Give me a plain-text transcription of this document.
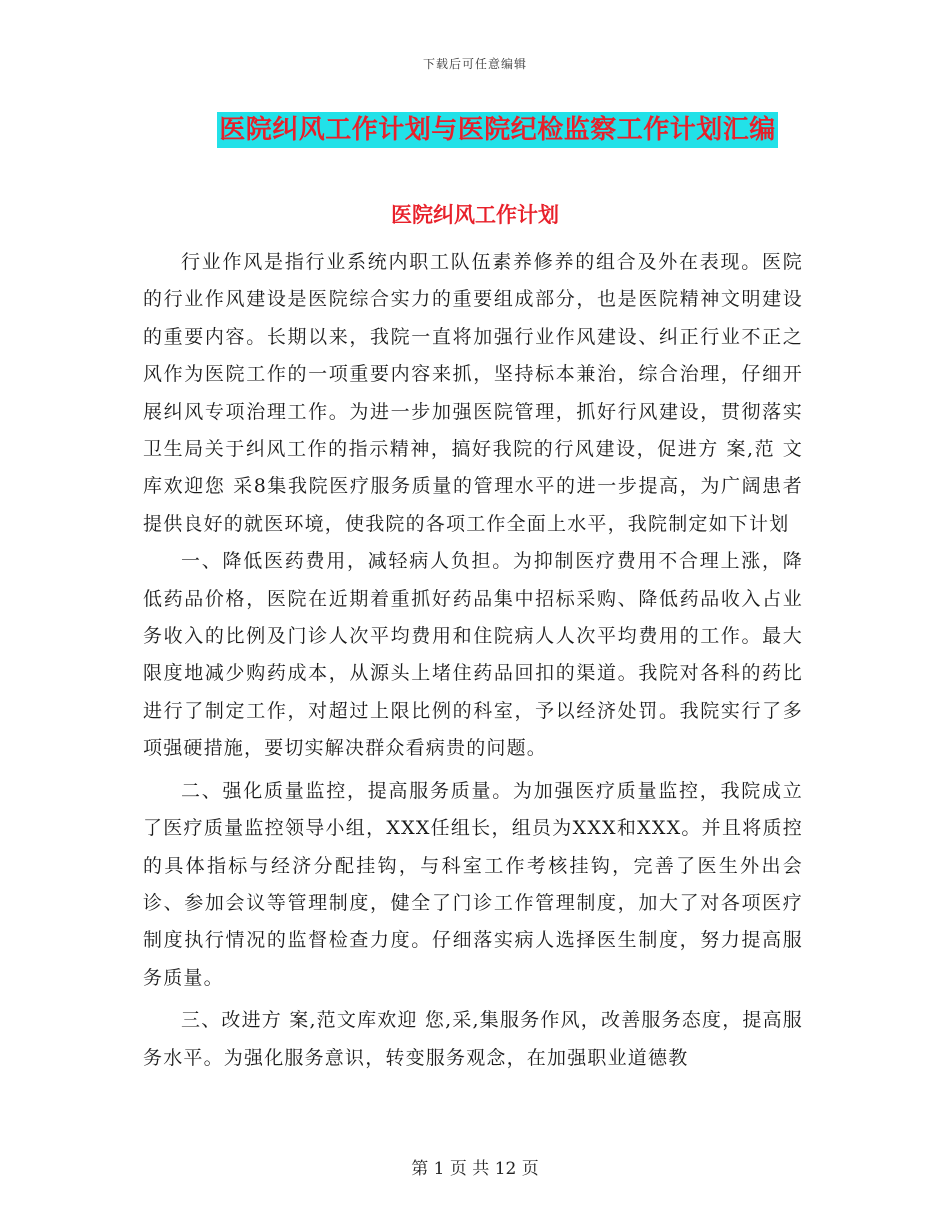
下载后可任意编辑
医院纠风工作计划与医院纪检监察工作计划汇编
医院纠风工作计划

行业作风是指行业系统内职工队伍素养修养的组合及外在表现。医院的行业作风建设是医院综合实力的重要组成部分，也是医院精神文明建设的重要内容。长期以来，我院一直将加强行业作风建设、纠正行业不正之风作为医院工作的一项重要内容来抓，坚持标本兼治，综合治理，仔细开展纠风专项治理工作。为进一步加强医院管理，抓好行风建设，贯彻落实卫生局关于纠风工作的指示精神，搞好我院的行风建设，促进方 案,范 文库欢迎您 采8集我院医疗服务质量的管理水平的进一步提高，为广阔患者提供良好的就医环境，使我院的各项工作全面上水平，我院制定如下计划

一、降低医药费用，减轻病人负担。为抑制医疗费用不合理上涨，降低药品价格，医院在近期着重抓好药品集中招标采购、降低药品收入占业务收入的比例及门诊人次平均费用和住院病人人次平均费用的工作。最大限度地减少购药成本，从源头上堵住药品回扣的渠道。我院对各科的药比进行了制定工作，对超过上限比例的科室，予以经济处罚。我院实行了多项强硬措施，要切实解决群众看病贵的问题。

二、强化质量监控，提高服务质量。为加强医疗质量监控，我院成立了医疗质量监控领导小组，XXX任组长，组员为XXX和XXX。并且将质控的具体指标与经济分配挂钩，与科室工作考核挂钩，完善了医生外出会诊、参加会议等管理制度，健全了门诊工作管理制度，加大了对各项医疗制度执行情况的监督检查力度。仔细落实病人选择医生制度，努力提高服务质量。

三、改进方 案,范文库欢迎 您,采,集服务作风，改善服务态度，提高服务水平。为强化服务意识，转变服务观念，在加强职业道德教

第 1 页 共 12 页
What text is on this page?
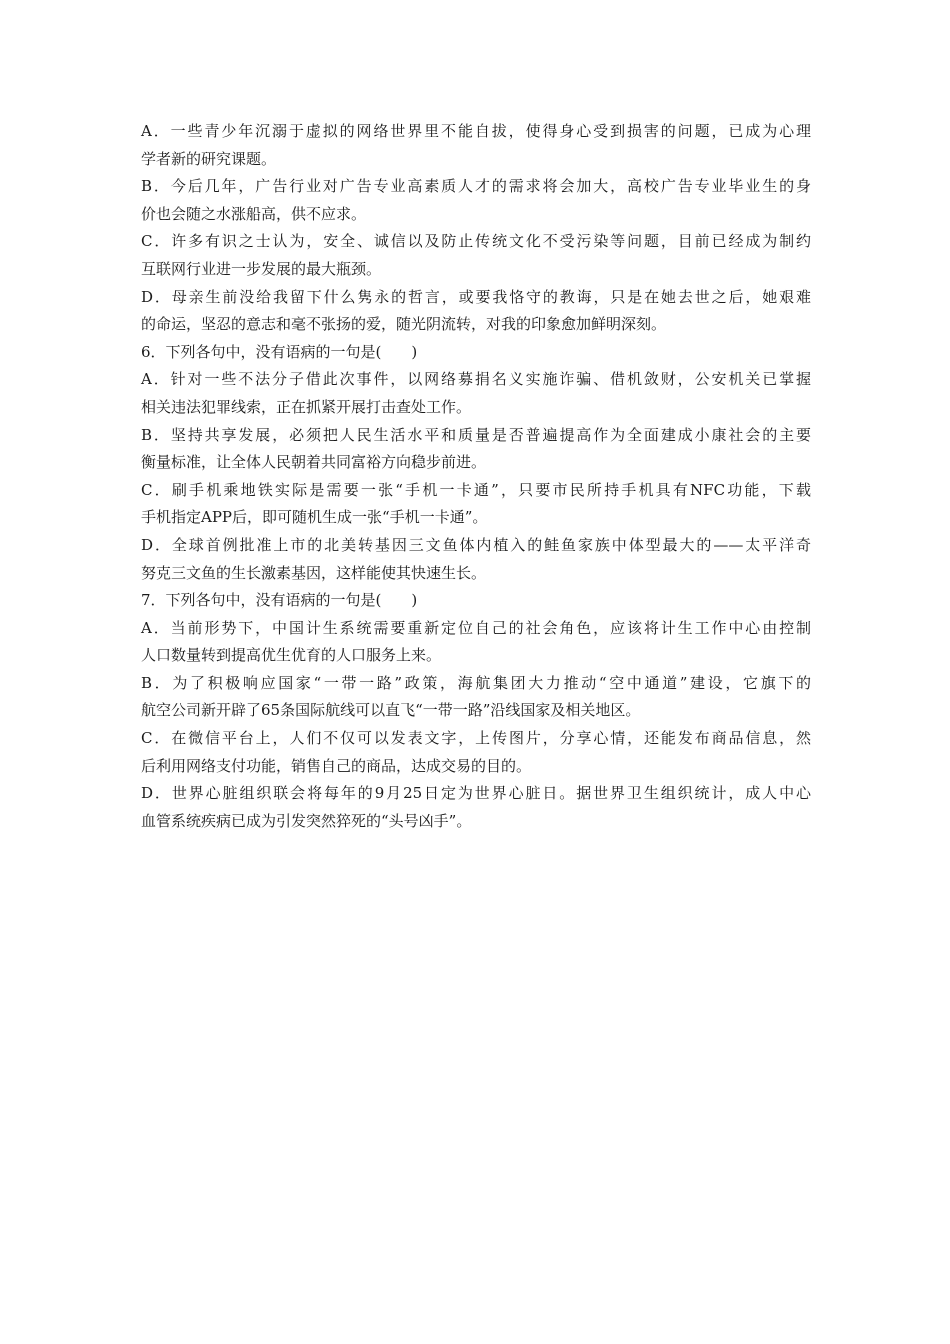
A．一些青少年沉溺于虚拟的网络世界里不能自拔，使得身心受到损害的问题，已成为心理
学者新的研究课题。
B．今后几年，广告行业对广告专业高素质人才的需求将会加大，高校广告专业毕业生的身
价也会随之水涨船高，供不应求。
C．许多有识之士认为，安全、诚信以及防止传统文化不受污染等问题，目前已经成为制约
互联网行业进一步发展的最大瓶颈。
D．母亲生前没给我留下什么隽永的哲言，或要我恪守的教诲，只是在她去世之后，她艰难
的命运，坚忍的意志和毫不张扬的爱，随光阴流转，对我的印象愈加鲜明深刻。
6．下列各句中，没有语病的一句是(　　)
A．针对一些不法分子借此次事件，以网络募捐名义实施诈骗、借机敛财，公安机关已掌握
相关违法犯罪线索，正在抓紧开展打击查处工作。
B．坚持共享发展，必须把人民生活水平和质量是否普遍提高作为全面建成小康社会的主要
衡量标准，让全体人民朝着共同富裕方向稳步前进。
C．刷手机乘地铁实际是需要一张“手机一卡通”，只要市民所持手机具有NFC功能，下载
手机指定APP后，即可随机生成一张“手机一卡通”。
D．全球首例批准上市的北美转基因三文鱼体内植入的鲑鱼家族中体型最大的——太平洋奇
努克三文鱼的生长激素基因，这样能使其快速生长。
7．下列各句中，没有语病的一句是(　　)
A．当前形势下，中国计生系统需要重新定位自己的社会角色，应该将计生工作中心由控制
人口数量转到提高优生优育的人口服务上来。
B．为了积极响应国家“一带一路”政策，海航集团大力推动“空中通道”建设，它旗下的
航空公司新开辟了65条国际航线可以直飞“一带一路”沿线国家及相关地区。
C．在微信平台上，人们不仅可以发表文字，上传图片，分享心情，还能发布商品信息，然
后利用网络支付功能，销售自己的商品，达成交易的目的。
D．世界心脏组织联会将每年的9月25日定为世界心脏日。据世界卫生组织统计，成人中心
血管系统疾病已成为引发突然猝死的“头号凶手”。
▬▬▬▬▬▬
#### Request
Go through the listing above and return every line where the word "手机一卡通" occurs.

#### Full response
C．刷手机乘地铁实际是需要一张“手机一卡通”，只要市民所持手机具有NFC功能，下载
手机指定APP后，即可随机生成一张“手机一卡通”。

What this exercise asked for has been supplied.